* [PROBLEM TO WORK ON] Exactly repeat the material, dropping every picture from the copy.

+++

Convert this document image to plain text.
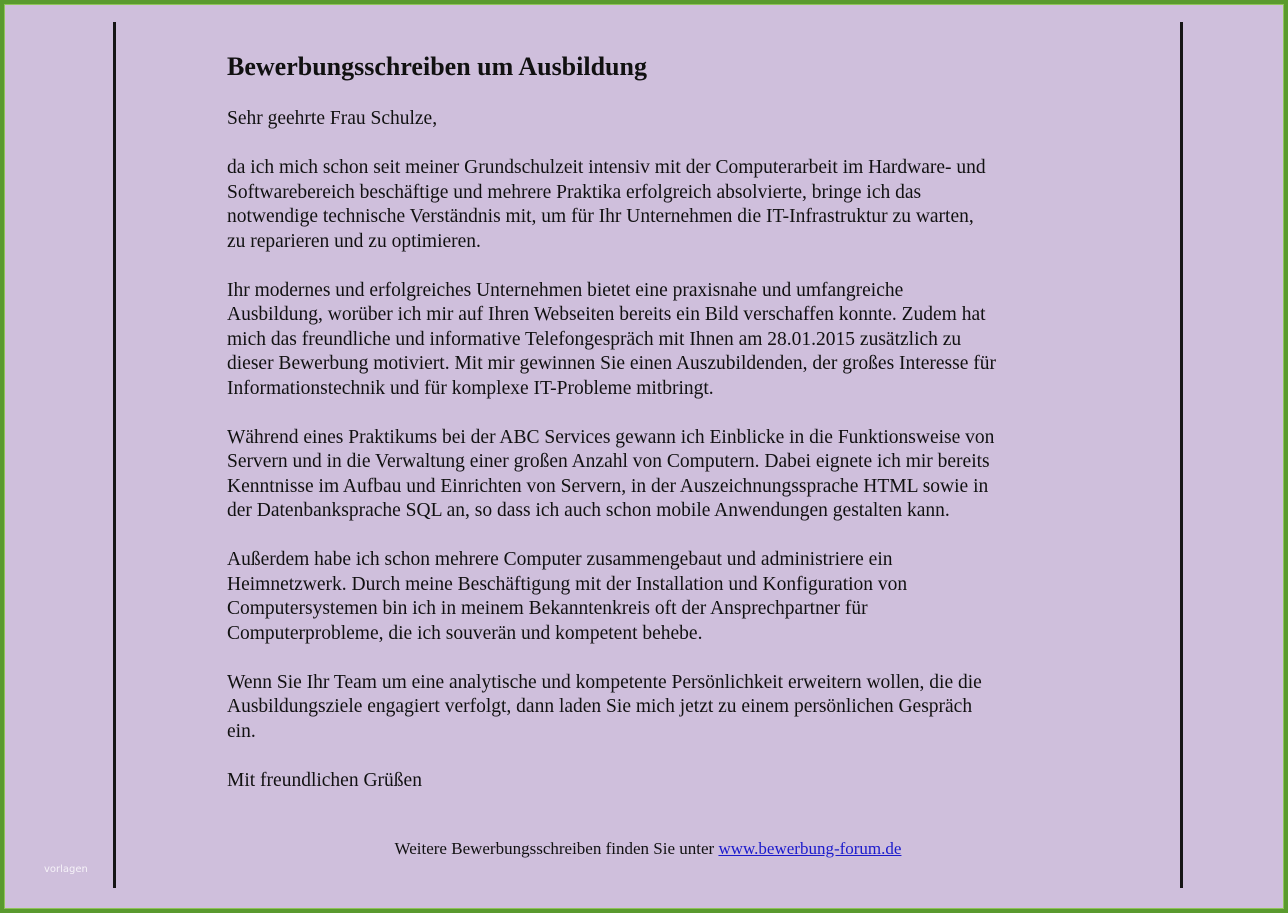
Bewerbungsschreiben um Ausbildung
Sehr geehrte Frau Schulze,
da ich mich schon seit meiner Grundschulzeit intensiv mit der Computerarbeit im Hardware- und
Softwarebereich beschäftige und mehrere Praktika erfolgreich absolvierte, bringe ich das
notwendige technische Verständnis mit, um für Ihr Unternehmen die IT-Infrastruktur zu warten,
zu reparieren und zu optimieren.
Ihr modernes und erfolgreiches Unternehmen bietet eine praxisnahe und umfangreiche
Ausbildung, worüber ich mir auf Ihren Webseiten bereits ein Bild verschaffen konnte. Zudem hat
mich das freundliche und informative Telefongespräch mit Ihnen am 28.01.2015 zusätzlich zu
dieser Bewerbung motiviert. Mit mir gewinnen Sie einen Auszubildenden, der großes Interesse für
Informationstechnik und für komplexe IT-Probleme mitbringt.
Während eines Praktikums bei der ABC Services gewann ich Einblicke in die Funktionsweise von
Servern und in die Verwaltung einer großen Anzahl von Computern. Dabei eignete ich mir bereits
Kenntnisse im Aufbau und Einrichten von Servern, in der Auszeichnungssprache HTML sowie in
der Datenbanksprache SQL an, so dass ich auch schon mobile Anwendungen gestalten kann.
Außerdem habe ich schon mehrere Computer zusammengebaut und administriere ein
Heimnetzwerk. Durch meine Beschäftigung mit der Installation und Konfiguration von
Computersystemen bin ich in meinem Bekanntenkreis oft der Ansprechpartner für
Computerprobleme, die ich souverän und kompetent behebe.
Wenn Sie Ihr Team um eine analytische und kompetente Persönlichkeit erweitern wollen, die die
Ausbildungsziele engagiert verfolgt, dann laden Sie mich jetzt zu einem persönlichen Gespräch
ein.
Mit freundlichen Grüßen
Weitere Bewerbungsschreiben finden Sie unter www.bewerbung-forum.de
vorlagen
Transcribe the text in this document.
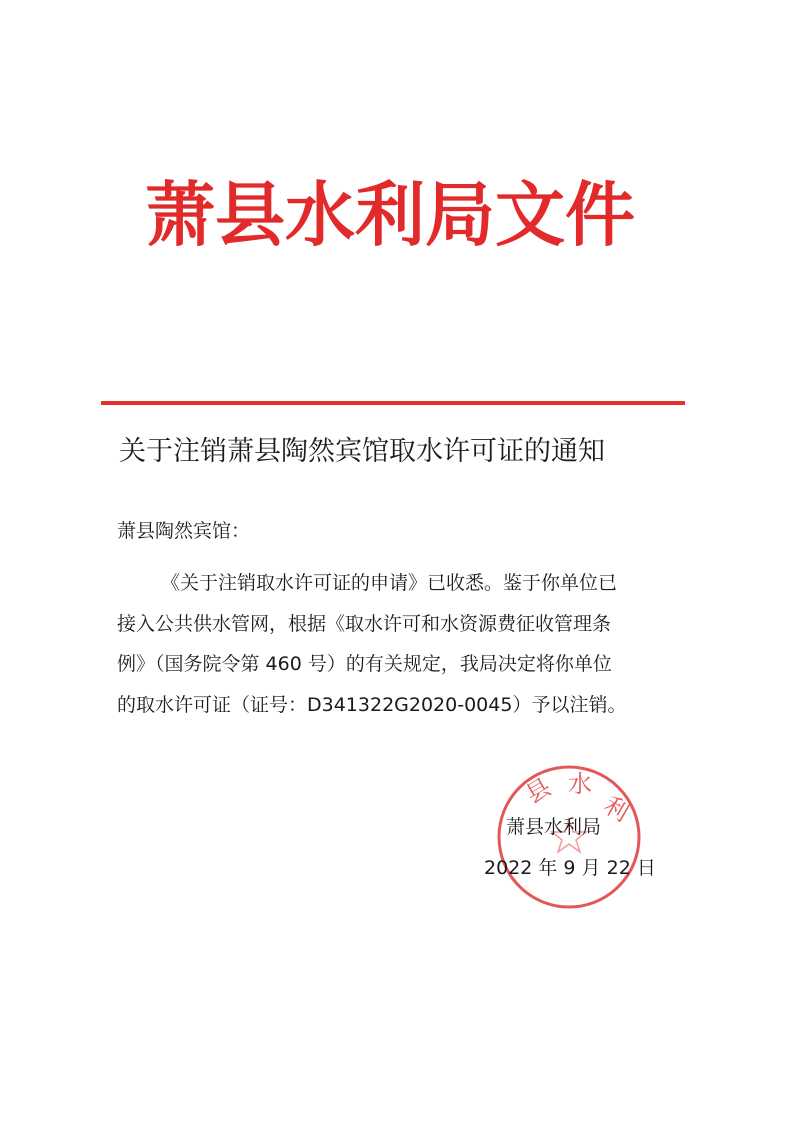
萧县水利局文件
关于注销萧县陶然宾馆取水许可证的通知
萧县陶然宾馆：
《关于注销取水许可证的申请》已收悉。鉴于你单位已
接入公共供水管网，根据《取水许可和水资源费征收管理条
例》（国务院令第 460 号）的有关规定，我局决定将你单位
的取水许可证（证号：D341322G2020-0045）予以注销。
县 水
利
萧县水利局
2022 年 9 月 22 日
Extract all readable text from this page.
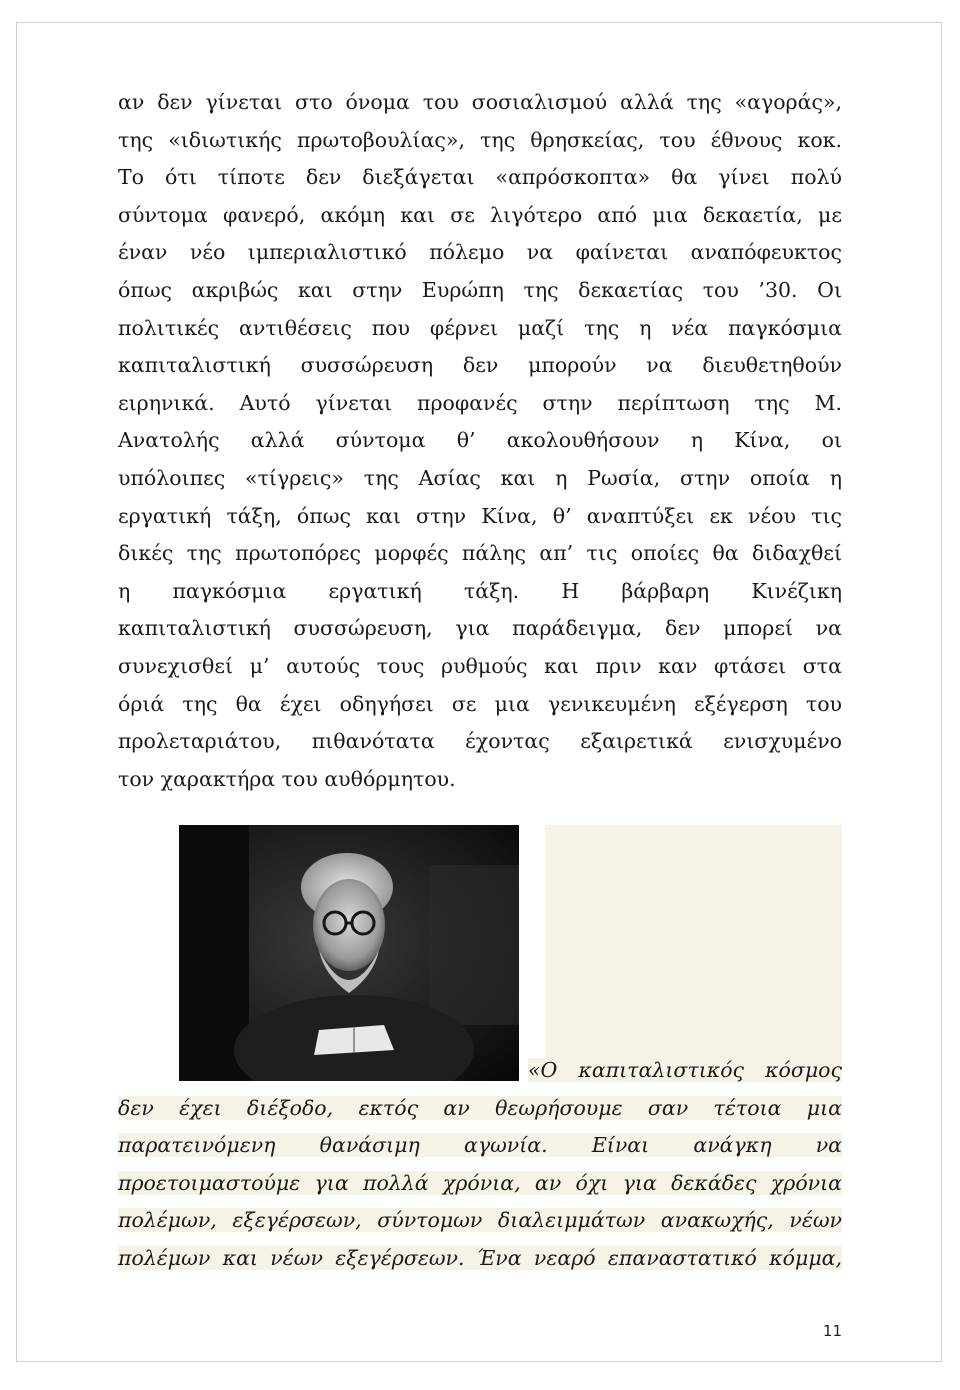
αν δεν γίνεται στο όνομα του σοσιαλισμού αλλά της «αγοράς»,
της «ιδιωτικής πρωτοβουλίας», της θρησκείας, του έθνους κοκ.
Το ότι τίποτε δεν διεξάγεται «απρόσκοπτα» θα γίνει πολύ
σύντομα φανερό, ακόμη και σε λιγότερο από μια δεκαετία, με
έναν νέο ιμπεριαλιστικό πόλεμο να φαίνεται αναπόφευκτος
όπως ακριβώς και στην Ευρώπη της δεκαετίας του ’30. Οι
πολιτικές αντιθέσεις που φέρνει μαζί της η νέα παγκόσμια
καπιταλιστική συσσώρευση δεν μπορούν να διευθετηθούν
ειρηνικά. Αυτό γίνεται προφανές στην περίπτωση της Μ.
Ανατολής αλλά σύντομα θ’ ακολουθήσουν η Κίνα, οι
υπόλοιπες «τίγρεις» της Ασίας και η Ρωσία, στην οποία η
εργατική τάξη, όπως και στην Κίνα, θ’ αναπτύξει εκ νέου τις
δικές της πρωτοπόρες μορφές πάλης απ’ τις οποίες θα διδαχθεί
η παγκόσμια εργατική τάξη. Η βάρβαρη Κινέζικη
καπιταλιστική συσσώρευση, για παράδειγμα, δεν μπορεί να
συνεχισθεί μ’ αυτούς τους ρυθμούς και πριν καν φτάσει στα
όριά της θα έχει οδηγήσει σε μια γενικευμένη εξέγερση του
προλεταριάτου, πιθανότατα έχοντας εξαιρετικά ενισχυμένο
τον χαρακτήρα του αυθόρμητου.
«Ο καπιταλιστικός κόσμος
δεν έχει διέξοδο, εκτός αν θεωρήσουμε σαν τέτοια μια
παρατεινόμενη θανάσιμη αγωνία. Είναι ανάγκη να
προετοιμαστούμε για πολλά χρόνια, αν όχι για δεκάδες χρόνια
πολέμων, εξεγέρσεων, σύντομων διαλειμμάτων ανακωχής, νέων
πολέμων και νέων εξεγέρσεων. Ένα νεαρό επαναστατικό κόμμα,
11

+++

* [EXERCISE RESULT]
Convert this document image to plain text.
Bewerbungsschreiben um Ausbildung
Sehr geehrte Frau Schulze,
da ich mich schon seit meiner Grundschulzeit intensiv mit der Computerarbeit im Hardware- und
Softwarebereich beschäftige und mehrere Praktika erfolgreich absolvierte, bringe ich das
notwendige technische Verständnis mit, um für Ihr Unternehmen die IT-Infrastruktur zu warten,
zu reparieren und zu optimieren.
Ihr modernes und erfolgreiches Unternehmen bietet eine praxisnahe und umfangreiche
Ausbildung, worüber ich mir auf Ihren Webseiten bereits ein Bild verschaffen konnte. Zudem hat
mich das freundliche und informative Telefongespräch mit Ihnen am 28.01.2015 zusätzlich zu
dieser Bewerbung motiviert. Mit mir gewinnen Sie einen Auszubildenden, der großes Interesse für
Informationstechnik und für komplexe IT-Probleme mitbringt.
Während eines Praktikums bei der ABC Services gewann ich Einblicke in die Funktionsweise von
Servern und in die Verwaltung einer großen Anzahl von Computern. Dabei eignete ich mir bereits
Kenntnisse im Aufbau und Einrichten von Servern, in der Auszeichnungssprache HTML sowie in
der Datenbanksprache SQL an, so dass ich auch schon mobile Anwendungen gestalten kann.
Außerdem habe ich schon mehrere Computer zusammengebaut und administriere ein
Heimnetzwerk. Durch meine Beschäftigung mit der Installation und Konfiguration von
Computersystemen bin ich in meinem Bekanntenkreis oft der Ansprechpartner für
Computerprobleme, die ich souverän und kompetent behebe.
Wenn Sie Ihr Team um eine analytische und kompetente Persönlichkeit erweitern wollen, die die
Ausbildungsziele engagiert verfolgt, dann laden Sie mich jetzt zu einem persönlichen Gespräch
ein.
Mit freundlichen Grüßen
Weitere Bewerbungsschreiben finden Sie unter www.bewerbung-forum.de
vorlagen
Transcribe the text in this document.
萧县水利局文件
关于注销萧县陶然宾馆取水许可证的通知
萧县陶然宾馆：
《关于注销取水许可证的申请》已收悉。鉴于你单位已
接入公共供水管网，根据《取水许可和水资源费征收管理条
例》（国务院令第 460 号）的有关规定，我局决定将你单位
的取水许可证（证号：D341322G2020-0045）予以注销。
县 水
利
萧县水利局
2022 年 9 月 22 日
Extract all readable text from this page.
αν δεν γίνεται στο όνομα του σοσιαλισμού αλλά της «αγοράς»,
της «ιδιωτικής πρωτοβουλίας», της θρησκείας, του έθνους κοκ.
Το ότι τίποτε δεν διεξάγεται «απρόσκοπτα» θα γίνει πολύ
σύντομα φανερό, ακόμη και σε λιγότερο από μια δεκαετία, με
έναν νέο ιμπεριαλιστικό πόλεμο να φαίνεται αναπόφευκτος
όπως ακριβώς και στην Ευρώπη της δεκαετίας του ’30. Οι
πολιτικές αντιθέσεις που φέρνει μαζί της η νέα παγκόσμια
καπιταλιστική συσσώρευση δεν μπορούν να διευθετηθούν
ειρηνικά. Αυτό γίνεται προφανές στην περίπτωση της Μ.
Ανατολής αλλά σύντομα θ’ ακολουθήσουν η Κίνα, οι
υπόλοιπες «τίγρεις» της Ασίας και η Ρωσία, στην οποία η
εργατική τάξη, όπως και στην Κίνα, θ’ αναπτύξει εκ νέου τις
δικές της πρωτοπόρες μορφές πάλης απ’ τις οποίες θα διδαχθεί
η παγκόσμια εργατική τάξη. Η βάρβαρη Κινέζικη
καπιταλιστική συσσώρευση, για παράδειγμα, δεν μπορεί να
συνεχισθεί μ’ αυτούς τους ρυθμούς και πριν καν φτάσει στα
όριά της θα έχει οδηγήσει σε μια γενικευμένη εξέγερση του
προλεταριάτου, πιθανότατα έχοντας εξαιρετικά ενισχυμένο
τον χαρακτήρα του αυθόρμητου.
«Ο καπιταλιστικός κόσμος
δεν έχει διέξοδο, εκτός αν θεωρήσουμε σαν τέτοια μια
παρατεινόμενη θανάσιμη αγωνία. Είναι ανάγκη να
προετοιμαστούμε για πολλά χρόνια, αν όχι για δεκάδες χρόνια
πολέμων, εξεγέρσεων, σύντομων διαλειμμάτων ανακωχής, νέων
πολέμων και νέων εξεγέρσεων. Ένα νεαρό επαναστατικό κόμμα,
11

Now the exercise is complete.